# start of Data for processing
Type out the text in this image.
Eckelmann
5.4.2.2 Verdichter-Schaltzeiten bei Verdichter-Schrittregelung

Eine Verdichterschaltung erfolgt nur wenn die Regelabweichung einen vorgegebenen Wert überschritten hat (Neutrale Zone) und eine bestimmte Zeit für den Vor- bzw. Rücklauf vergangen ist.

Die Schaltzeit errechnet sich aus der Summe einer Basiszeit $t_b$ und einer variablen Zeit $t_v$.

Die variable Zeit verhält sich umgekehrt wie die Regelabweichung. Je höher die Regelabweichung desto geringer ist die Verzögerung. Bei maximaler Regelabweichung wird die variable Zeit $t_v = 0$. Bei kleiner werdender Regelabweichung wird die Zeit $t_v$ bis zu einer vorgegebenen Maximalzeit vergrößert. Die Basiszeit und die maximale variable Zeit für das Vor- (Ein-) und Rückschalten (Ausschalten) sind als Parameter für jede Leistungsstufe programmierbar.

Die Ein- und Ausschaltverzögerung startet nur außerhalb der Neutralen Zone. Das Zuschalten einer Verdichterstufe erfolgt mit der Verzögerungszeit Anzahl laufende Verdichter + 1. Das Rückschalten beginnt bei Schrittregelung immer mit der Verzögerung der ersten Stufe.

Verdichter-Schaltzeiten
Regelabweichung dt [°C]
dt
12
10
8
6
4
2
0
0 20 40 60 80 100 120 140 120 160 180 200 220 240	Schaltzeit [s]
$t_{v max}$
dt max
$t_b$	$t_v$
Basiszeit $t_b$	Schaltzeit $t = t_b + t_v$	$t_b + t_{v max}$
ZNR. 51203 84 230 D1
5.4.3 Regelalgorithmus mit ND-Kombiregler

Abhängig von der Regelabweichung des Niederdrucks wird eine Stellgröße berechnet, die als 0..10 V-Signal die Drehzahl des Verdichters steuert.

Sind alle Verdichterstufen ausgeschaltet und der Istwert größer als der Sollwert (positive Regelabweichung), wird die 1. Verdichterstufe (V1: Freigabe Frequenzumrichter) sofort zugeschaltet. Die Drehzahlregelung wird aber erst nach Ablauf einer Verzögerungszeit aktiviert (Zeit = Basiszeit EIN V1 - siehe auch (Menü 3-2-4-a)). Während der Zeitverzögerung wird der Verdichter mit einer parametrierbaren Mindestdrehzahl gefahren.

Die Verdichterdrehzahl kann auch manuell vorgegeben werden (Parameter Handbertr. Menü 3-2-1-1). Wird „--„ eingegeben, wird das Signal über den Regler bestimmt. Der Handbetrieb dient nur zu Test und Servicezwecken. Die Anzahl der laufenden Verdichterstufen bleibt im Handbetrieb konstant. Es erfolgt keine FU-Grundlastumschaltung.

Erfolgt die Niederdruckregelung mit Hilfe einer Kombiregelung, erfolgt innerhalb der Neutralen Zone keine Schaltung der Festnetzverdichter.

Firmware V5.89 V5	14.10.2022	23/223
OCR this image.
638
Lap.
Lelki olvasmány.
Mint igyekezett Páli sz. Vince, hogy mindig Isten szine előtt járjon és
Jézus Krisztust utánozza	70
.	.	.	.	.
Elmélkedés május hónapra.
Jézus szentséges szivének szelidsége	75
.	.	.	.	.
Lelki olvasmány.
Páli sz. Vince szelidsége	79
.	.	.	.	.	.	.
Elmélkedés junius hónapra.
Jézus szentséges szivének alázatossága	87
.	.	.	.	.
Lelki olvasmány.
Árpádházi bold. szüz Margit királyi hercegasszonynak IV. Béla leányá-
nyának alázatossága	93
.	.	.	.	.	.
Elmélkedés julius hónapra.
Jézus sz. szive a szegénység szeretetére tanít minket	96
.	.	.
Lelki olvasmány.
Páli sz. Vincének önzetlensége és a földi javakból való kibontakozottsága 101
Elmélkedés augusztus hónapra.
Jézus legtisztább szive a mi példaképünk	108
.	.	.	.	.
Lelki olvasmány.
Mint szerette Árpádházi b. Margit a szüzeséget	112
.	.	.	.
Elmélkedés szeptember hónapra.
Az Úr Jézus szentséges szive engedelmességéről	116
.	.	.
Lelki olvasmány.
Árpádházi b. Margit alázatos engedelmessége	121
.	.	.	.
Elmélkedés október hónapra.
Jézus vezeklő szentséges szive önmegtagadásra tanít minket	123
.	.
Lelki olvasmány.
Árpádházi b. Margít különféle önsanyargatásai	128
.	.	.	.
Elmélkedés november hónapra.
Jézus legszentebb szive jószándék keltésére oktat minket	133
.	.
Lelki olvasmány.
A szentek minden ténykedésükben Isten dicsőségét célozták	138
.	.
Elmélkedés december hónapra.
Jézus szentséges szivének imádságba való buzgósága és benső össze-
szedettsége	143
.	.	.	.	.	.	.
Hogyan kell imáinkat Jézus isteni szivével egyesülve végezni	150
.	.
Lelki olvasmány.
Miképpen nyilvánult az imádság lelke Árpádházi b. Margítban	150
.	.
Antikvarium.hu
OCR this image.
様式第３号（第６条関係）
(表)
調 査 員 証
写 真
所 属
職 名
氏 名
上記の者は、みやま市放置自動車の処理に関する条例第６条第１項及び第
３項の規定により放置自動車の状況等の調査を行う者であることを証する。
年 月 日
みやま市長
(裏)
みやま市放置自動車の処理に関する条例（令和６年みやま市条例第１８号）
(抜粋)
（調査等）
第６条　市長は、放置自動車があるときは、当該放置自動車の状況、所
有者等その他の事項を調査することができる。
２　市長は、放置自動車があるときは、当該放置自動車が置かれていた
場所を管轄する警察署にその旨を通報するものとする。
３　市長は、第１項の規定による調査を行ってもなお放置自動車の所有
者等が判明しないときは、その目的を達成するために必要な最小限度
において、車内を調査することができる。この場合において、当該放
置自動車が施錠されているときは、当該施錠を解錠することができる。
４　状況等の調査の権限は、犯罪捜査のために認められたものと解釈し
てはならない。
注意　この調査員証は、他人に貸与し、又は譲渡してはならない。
# end of Data for processing
_Task description_
From the records above, please extract every line and repeat it exactly.

_Exercise response_
Type out the text in this image.
Eckelmann
5.4.2.2 Verdichter-Schaltzeiten bei Verdichter-Schrittregelung

Eine Verdichterschaltung erfolgt nur wenn die Regelabweichung einen vorgegebenen Wert überschritten hat (Neutrale Zone) und eine bestimmte Zeit für den Vor- bzw. Rücklauf vergangen ist.

Die Schaltzeit errechnet sich aus der Summe einer Basiszeit $t_b$ und einer variablen Zeit $t_v$.

Die variable Zeit verhält sich umgekehrt wie die Regelabweichung. Je höher die Regelabweichung desto geringer ist die Verzögerung. Bei maximaler Regelabweichung wird die variable Zeit $t_v = 0$. Bei kleiner werdender Regelabweichung wird die Zeit $t_v$ bis zu einer vorgegebenen Maximalzeit vergrößert. Die Basiszeit und die maximale variable Zeit für das Vor- (Ein-) und Rückschalten (Ausschalten) sind als Parameter für jede Leistungsstufe programmierbar.

Die Ein- und Ausschaltverzögerung startet nur außerhalb der Neutralen Zone. Das Zuschalten einer Verdichterstufe erfolgt mit der Verzögerungszeit Anzahl laufende Verdichter + 1. Das Rückschalten beginnt bei Schrittregelung immer mit der Verzögerung der ersten Stufe.

Verdichter-Schaltzeiten
Regelabweichung dt [°C]
dt
12
10
8
6
4
2
0
0 20 40 60 80 100 120 140 120 160 180 200 220 240	Schaltzeit [s]
$t_{v max}$
dt max
$t_b$	$t_v$
Basiszeit $t_b$	Schaltzeit $t = t_b + t_v$	$t_b + t_{v max}$
ZNR. 51203 84 230 D1
5.4.3 Regelalgorithmus mit ND-Kombiregler

Abhängig von der Regelabweichung des Niederdrucks wird eine Stellgröße berechnet, die als 0..10 V-Signal die Drehzahl des Verdichters steuert.

Sind alle Verdichterstufen ausgeschaltet und der Istwert größer als der Sollwert (positive Regelabweichung), wird die 1. Verdichterstufe (V1: Freigabe Frequenzumrichter) sofort zugeschaltet. Die Drehzahlregelung wird aber erst nach Ablauf einer Verzögerungszeit aktiviert (Zeit = Basiszeit EIN V1 - siehe auch (Menü 3-2-4-a)). Während der Zeitverzögerung wird der Verdichter mit einer parametrierbaren Mindestdrehzahl gefahren.

Die Verdichterdrehzahl kann auch manuell vorgegeben werden (Parameter Handbertr. Menü 3-2-1-1). Wird „--„ eingegeben, wird das Signal über den Regler bestimmt. Der Handbetrieb dient nur zu Test und Servicezwecken. Die Anzahl der laufenden Verdichterstufen bleibt im Handbetrieb konstant. Es erfolgt keine FU-Grundlastumschaltung.

Erfolgt die Niederdruckregelung mit Hilfe einer Kombiregelung, erfolgt innerhalb der Neutralen Zone keine Schaltung der Festnetzverdichter.

Firmware V5.89 V5	14.10.2022	23/223
OCR this image.
638
Lap.
Lelki olvasmány.
Mint igyekezett Páli sz. Vince, hogy mindig Isten szine előtt járjon és
Jézus Krisztust utánozza	70
.	.	.	.	.
Elmélkedés május hónapra.
Jézus szentséges szivének szelidsége	75
.	.	.	.	.
Lelki olvasmány.
Páli sz. Vince szelidsége	79
.	.	.	.	.	.	.
Elmélkedés junius hónapra.
Jézus szentséges szivének alázatossága	87
.	.	.	.	.
Lelki olvasmány.
Árpádházi bold. szüz Margit királyi hercegasszonynak IV. Béla leányá-
nyának alázatossága	93
.	.	.	.	.	.
Elmélkedés julius hónapra.
Jézus sz. szive a szegénység szeretetére tanít minket	96
.	.	.
Lelki olvasmány.
Páli sz. Vincének önzetlensége és a földi javakból való kibontakozottsága 101
Elmélkedés augusztus hónapra.
Jézus legtisztább szive a mi példaképünk	108
.	.	.	.	.
Lelki olvasmány.
Mint szerette Árpádházi b. Margit a szüzeséget	112
.	.	.	.
Elmélkedés szeptember hónapra.
Az Úr Jézus szentséges szive engedelmességéről	116
.	.	.
Lelki olvasmány.
Árpádházi b. Margit alázatos engedelmessége	121
.	.	.	.
Elmélkedés október hónapra.
Jézus vezeklő szentséges szive önmegtagadásra tanít minket	123
.	.
Lelki olvasmány.
Árpádházi b. Margít különféle önsanyargatásai	128
.	.	.	.
Elmélkedés november hónapra.
Jézus legszentebb szive jószándék keltésére oktat minket	133
.	.
Lelki olvasmány.
A szentek minden ténykedésükben Isten dicsőségét célozták	138
.	.
Elmélkedés december hónapra.
Jézus szentséges szivének imádságba való buzgósága és benső össze-
szedettsége	143
.	.	.	.	.	.	.
Hogyan kell imáinkat Jézus isteni szivével egyesülve végezni	150
.	.
Lelki olvasmány.
Miképpen nyilvánult az imádság lelke Árpádházi b. Margítban	150
.	.
Antikvarium.hu
OCR this image.
様式第３号（第６条関係）
(表)
調 査 員 証
写 真
所 属
職 名
氏 名
上記の者は、みやま市放置自動車の処理に関する条例第６条第１項及び第
３項の規定により放置自動車の状況等の調査を行う者であることを証する。
年 月 日
みやま市長
(裏)
みやま市放置自動車の処理に関する条例（令和６年みやま市条例第１８号）
(抜粋)
（調査等）
第６条　市長は、放置自動車があるときは、当該放置自動車の状況、所
有者等その他の事項を調査することができる。
２　市長は、放置自動車があるときは、当該放置自動車が置かれていた
場所を管轄する警察署にその旨を通報するものとする。
３　市長は、第１項の規定による調査を行ってもなお放置自動車の所有
者等が判明しないときは、その目的を達成するために必要な最小限度
において、車内を調査することができる。この場合において、当該放
置自動車が施錠されているときは、当該施錠を解錠することができる。
４　状況等の調査の権限は、犯罪捜査のために認められたものと解釈し
てはならない。
注意　この調査員証は、他人に貸与し、又は譲渡してはならない。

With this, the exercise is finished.